## SHORT TASK:
Within the listing below, locate all lines containing the word "shutdown". Copy each one.

## DATA EXTRACT:
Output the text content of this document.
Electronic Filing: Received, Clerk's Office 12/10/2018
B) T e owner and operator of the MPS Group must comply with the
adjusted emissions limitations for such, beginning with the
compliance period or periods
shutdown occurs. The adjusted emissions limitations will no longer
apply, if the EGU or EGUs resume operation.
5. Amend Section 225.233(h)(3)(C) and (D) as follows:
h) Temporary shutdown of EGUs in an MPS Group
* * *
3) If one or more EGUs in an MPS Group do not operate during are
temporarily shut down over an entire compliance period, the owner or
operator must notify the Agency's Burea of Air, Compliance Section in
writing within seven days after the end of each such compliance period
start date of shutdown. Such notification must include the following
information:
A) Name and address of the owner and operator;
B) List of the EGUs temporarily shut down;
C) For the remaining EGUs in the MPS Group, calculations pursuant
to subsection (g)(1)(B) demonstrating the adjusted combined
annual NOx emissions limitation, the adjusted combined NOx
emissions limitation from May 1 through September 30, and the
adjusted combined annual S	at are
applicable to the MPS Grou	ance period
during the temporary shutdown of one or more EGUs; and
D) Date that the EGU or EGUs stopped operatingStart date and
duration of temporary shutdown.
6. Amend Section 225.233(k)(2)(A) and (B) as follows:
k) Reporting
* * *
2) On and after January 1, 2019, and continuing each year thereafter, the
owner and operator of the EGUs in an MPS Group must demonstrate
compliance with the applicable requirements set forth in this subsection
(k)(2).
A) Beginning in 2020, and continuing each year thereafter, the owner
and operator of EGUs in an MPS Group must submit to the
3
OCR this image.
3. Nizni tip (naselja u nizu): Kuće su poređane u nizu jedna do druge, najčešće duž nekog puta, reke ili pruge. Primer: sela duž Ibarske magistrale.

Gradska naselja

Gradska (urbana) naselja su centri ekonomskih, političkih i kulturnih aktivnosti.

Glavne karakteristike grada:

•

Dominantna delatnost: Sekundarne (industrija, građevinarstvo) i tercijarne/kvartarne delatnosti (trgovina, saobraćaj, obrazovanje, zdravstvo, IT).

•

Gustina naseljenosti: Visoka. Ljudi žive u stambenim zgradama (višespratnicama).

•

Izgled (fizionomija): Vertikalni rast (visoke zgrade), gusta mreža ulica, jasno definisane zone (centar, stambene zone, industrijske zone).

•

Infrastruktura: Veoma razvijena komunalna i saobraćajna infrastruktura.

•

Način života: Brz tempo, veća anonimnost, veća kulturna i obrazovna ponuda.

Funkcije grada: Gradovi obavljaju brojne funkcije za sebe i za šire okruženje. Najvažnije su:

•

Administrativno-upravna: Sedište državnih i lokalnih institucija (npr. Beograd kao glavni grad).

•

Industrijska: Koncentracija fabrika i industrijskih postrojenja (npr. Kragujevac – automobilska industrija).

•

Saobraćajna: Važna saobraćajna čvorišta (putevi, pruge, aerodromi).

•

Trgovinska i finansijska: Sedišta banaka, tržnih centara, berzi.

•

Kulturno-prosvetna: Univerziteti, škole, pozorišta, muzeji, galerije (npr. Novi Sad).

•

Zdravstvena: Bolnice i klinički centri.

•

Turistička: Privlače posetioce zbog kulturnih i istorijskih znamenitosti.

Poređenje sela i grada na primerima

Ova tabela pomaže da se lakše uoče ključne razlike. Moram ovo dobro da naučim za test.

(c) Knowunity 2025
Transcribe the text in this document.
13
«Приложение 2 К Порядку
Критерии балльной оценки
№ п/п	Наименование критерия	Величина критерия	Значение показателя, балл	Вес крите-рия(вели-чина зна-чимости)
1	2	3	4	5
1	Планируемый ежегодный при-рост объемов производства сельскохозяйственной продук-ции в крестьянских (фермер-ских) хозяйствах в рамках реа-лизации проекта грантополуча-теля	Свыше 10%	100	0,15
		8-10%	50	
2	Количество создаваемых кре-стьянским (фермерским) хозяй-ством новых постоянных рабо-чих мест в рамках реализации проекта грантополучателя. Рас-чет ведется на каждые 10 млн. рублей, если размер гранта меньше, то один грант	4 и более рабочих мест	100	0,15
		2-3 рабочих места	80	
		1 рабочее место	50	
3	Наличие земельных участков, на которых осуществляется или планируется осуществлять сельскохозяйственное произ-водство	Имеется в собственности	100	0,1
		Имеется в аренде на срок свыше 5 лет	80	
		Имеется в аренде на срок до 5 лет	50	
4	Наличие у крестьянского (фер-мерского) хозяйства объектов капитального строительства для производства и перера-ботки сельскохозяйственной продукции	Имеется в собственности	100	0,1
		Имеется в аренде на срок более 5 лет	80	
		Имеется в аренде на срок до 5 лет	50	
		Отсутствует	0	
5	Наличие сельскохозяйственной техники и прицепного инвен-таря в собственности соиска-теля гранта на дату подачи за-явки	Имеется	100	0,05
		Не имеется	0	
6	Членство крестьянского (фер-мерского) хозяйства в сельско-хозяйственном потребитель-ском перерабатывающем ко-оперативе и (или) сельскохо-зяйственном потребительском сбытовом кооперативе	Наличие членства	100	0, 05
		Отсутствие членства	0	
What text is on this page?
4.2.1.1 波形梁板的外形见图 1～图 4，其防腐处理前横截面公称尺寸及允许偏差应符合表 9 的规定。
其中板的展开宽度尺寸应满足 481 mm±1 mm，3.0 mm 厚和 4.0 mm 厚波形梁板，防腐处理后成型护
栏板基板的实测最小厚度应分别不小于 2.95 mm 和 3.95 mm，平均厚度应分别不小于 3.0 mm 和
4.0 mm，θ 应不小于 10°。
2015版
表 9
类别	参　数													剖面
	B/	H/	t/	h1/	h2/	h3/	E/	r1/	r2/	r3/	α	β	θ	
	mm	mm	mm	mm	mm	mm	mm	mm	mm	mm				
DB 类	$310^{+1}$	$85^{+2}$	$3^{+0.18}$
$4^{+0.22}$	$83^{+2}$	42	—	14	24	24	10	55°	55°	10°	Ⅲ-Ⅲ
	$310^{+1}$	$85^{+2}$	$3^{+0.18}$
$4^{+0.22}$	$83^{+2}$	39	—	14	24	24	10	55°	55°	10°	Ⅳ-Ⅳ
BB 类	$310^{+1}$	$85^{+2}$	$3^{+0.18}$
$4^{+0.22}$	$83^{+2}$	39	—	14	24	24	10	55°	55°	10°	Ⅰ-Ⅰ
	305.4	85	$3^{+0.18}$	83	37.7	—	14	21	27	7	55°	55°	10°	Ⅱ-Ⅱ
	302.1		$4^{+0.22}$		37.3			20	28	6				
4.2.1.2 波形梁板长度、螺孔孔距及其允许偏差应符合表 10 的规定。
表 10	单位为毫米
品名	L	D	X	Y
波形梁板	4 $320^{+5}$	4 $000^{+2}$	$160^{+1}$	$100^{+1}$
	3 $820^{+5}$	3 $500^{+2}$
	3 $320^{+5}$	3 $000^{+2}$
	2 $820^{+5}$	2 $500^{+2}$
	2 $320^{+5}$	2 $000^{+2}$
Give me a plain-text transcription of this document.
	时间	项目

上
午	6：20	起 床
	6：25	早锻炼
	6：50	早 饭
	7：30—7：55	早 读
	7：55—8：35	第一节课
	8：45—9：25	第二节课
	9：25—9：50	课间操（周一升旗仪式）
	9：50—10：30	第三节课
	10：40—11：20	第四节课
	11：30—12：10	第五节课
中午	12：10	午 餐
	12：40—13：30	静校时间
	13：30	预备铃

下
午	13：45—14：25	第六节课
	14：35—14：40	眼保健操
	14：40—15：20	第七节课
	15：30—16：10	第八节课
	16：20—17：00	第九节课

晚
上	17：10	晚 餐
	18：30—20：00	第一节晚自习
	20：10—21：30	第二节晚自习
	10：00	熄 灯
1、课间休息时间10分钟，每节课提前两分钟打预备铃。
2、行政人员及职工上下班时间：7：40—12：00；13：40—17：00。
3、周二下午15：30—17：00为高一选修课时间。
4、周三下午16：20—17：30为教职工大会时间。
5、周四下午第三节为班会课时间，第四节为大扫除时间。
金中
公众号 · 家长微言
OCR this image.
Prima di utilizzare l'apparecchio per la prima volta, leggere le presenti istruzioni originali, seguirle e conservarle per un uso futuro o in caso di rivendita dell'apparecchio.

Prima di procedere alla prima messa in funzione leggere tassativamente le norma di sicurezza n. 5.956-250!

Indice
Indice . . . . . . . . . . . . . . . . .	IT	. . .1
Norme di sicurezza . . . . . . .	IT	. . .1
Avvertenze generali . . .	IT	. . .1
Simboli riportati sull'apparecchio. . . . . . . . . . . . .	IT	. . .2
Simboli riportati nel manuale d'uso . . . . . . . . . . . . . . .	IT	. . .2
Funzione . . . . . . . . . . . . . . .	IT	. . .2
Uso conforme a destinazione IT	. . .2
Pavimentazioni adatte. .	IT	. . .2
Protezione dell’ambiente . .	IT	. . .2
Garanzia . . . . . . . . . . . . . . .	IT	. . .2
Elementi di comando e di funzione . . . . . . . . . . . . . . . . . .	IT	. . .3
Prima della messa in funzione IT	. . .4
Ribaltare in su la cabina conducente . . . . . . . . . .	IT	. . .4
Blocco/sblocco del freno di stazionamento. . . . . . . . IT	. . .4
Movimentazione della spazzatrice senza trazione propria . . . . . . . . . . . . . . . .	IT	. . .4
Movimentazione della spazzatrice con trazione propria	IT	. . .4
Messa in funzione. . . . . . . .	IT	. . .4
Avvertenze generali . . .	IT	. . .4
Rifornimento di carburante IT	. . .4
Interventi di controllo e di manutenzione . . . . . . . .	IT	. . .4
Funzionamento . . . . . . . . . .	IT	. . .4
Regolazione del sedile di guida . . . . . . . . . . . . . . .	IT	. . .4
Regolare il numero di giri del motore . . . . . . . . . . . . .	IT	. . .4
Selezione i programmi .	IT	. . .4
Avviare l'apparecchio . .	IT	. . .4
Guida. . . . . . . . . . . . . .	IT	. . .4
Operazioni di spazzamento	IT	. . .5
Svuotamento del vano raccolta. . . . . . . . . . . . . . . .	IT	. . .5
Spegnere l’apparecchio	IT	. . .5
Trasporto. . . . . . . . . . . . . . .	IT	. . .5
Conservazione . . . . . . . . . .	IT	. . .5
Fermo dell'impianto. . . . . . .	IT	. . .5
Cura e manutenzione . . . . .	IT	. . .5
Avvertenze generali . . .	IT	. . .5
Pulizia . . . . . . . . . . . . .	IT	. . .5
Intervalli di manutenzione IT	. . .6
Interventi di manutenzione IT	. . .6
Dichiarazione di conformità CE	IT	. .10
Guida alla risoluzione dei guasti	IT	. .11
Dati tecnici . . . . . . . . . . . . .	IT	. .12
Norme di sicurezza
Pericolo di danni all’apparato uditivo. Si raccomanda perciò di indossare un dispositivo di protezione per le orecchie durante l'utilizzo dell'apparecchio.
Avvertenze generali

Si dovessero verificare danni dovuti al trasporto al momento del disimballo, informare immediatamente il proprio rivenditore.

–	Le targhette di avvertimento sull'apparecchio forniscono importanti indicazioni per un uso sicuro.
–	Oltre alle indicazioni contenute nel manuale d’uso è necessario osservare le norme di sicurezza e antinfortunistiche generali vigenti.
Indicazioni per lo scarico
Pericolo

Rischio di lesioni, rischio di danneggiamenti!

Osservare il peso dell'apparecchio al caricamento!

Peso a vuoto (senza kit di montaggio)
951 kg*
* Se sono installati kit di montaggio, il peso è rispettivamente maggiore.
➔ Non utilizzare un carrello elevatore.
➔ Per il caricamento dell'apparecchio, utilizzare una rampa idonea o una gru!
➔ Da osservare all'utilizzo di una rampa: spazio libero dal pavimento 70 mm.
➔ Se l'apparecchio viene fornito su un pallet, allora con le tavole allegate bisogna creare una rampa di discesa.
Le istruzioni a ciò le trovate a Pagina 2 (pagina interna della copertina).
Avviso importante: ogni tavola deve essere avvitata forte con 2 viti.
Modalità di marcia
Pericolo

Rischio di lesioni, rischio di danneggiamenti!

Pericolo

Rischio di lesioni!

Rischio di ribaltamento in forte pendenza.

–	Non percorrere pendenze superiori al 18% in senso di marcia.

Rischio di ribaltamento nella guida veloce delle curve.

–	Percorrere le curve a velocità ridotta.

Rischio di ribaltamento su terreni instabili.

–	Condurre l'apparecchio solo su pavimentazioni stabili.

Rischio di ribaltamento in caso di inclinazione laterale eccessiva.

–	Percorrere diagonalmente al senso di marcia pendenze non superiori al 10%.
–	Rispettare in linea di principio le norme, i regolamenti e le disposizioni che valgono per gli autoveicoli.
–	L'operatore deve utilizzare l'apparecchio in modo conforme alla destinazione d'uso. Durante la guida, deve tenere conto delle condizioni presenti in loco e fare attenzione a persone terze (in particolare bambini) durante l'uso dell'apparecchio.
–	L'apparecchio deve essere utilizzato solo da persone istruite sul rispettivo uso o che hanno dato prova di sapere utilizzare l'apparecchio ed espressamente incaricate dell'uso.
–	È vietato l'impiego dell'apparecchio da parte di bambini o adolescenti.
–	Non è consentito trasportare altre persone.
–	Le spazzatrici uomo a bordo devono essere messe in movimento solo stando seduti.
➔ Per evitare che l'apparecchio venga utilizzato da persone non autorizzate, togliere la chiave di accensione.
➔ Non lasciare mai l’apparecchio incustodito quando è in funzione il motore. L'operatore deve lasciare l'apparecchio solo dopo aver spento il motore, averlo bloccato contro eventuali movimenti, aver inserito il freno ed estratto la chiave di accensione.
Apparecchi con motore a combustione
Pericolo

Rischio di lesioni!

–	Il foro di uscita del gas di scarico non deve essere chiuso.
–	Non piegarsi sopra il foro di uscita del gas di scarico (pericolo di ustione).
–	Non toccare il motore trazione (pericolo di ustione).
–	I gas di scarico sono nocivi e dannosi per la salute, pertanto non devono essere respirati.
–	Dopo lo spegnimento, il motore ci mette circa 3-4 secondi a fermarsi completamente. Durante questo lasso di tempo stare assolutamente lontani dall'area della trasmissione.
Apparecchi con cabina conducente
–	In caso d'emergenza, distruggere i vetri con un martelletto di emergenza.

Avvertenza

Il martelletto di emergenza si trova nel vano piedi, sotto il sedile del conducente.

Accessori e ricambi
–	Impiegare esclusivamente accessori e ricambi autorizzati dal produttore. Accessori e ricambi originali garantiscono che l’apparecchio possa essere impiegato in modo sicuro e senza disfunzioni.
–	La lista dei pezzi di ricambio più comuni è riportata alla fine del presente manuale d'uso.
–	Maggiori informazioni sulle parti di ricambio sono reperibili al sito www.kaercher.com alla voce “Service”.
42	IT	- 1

## ANSWER TO THE EXERCISE:
shutdown occurs. The adjusted emissions limitations will no longer
h) Temporary shutdown of EGUs in an MPS Group
start date of shutdown. Such notification must include the following
during the temporary shutdown of one or more EGUs; and
duration of temporary shutdown.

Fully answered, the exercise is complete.